[Records supplied]

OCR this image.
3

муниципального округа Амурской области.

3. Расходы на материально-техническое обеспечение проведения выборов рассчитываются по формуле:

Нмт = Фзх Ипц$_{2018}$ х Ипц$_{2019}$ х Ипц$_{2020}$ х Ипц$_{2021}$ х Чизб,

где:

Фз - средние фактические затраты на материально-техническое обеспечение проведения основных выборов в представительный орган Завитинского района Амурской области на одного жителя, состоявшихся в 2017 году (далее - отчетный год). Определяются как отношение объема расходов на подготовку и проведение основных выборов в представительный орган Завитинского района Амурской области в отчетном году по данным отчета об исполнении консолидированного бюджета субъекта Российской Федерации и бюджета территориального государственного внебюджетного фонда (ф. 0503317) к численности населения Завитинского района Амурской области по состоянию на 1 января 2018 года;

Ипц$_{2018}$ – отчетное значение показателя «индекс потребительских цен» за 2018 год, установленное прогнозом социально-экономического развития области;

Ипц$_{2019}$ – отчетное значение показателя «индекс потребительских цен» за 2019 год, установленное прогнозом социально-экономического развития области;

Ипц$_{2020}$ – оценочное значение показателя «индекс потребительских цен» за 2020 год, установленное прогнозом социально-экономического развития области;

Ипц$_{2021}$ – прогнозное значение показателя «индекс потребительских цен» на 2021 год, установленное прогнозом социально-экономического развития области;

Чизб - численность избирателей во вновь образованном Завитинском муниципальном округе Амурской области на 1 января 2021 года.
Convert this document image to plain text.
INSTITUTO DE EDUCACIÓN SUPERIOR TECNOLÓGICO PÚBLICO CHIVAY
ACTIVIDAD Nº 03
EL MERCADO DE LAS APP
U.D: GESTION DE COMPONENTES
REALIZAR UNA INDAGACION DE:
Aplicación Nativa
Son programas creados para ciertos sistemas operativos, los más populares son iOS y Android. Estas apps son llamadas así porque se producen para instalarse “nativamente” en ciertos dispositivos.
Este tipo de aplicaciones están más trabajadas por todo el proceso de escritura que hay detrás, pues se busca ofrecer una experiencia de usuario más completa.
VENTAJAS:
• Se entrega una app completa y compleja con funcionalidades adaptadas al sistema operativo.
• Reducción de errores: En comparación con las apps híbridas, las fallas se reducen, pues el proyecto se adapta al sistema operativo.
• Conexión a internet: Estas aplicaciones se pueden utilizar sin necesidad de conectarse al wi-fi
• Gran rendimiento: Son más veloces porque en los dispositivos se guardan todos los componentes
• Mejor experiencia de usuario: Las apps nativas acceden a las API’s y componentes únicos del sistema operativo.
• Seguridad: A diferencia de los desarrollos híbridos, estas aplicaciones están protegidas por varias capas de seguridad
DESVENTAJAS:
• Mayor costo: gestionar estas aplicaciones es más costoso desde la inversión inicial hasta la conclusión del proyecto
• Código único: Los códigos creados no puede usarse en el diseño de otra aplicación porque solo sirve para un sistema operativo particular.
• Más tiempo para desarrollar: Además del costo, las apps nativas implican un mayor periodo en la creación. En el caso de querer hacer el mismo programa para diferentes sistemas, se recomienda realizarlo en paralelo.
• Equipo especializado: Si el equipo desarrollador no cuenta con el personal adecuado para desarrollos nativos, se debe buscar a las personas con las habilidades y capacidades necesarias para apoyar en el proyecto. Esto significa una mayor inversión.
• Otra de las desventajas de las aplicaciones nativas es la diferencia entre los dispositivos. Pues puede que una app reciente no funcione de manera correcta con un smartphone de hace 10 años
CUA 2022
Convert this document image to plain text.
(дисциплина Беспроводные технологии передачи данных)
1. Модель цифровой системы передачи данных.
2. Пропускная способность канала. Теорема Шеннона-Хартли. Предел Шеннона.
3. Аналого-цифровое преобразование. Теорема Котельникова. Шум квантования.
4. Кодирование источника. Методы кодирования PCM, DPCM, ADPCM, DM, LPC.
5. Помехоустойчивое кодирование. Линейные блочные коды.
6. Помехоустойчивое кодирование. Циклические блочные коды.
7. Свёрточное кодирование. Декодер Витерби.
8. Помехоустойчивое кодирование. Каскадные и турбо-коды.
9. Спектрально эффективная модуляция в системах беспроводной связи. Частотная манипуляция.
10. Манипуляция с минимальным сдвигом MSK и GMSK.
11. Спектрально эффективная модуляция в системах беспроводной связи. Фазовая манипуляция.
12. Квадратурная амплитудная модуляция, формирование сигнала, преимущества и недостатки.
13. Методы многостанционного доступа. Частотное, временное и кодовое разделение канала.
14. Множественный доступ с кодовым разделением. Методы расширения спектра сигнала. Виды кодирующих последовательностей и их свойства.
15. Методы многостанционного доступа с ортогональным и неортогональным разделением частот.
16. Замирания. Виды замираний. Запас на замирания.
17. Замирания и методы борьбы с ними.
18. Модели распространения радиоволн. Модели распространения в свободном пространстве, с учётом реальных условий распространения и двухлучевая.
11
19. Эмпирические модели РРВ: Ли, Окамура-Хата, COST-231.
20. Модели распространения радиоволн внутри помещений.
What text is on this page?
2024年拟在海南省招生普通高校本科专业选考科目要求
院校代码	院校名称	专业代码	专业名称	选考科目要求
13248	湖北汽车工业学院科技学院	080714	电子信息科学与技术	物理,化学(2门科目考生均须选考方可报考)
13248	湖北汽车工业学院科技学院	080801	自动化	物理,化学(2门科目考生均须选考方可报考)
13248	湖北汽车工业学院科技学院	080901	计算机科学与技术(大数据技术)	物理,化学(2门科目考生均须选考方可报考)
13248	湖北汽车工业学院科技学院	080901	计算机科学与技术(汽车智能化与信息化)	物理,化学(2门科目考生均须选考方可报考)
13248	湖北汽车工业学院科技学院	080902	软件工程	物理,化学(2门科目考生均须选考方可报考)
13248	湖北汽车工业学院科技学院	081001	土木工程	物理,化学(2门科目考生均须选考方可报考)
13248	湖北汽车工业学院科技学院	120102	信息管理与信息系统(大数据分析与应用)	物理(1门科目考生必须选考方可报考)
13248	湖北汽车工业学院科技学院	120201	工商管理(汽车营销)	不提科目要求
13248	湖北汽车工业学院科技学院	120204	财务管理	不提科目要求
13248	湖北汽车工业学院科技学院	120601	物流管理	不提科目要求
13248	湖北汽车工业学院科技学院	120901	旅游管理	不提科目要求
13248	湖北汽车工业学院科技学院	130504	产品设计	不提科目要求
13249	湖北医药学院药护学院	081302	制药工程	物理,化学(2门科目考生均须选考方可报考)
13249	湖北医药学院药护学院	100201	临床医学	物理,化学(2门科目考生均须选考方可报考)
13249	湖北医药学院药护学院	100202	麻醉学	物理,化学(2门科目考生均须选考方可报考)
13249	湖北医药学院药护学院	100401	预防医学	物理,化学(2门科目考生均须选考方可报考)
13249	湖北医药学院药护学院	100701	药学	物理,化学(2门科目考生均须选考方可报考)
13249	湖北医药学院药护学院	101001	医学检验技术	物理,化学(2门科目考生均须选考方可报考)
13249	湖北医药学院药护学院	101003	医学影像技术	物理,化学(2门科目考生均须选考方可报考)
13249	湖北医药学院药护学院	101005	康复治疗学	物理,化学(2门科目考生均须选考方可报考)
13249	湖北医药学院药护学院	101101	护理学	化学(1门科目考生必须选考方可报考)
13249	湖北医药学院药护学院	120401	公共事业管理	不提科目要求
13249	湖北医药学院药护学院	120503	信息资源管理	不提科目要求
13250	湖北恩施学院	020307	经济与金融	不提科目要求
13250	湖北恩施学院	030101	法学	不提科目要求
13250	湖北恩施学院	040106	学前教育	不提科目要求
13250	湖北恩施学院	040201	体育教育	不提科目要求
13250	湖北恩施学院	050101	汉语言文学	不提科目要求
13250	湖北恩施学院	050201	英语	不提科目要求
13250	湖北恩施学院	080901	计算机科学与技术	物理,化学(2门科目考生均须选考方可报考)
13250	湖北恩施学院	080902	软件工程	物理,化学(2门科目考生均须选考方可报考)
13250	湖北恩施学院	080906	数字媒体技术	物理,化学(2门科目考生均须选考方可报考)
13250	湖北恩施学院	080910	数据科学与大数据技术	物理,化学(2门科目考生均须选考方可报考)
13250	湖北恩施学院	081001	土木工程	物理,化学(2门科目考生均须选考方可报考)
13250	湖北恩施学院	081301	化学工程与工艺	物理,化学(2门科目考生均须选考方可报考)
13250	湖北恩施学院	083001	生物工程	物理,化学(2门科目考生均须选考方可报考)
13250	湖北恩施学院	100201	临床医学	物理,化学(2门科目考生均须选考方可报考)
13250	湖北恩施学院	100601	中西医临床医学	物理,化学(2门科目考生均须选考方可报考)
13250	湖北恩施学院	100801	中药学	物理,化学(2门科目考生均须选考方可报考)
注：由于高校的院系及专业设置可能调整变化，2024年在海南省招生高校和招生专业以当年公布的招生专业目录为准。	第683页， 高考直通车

[Requirements]
Identify the lines that contain the string "creados", and copy every one of them.

[Output]
Son programas creados para ciertos sistemas operativos, los más populares son iOS y Android. Estas apps son llamadas así porque se producen para instalarse “nativamente” en ciertos dispositivos.
• Código único: Los códigos creados no puede usarse en el diseño de otra aplicación porque solo sirve para un sistema operativo particular.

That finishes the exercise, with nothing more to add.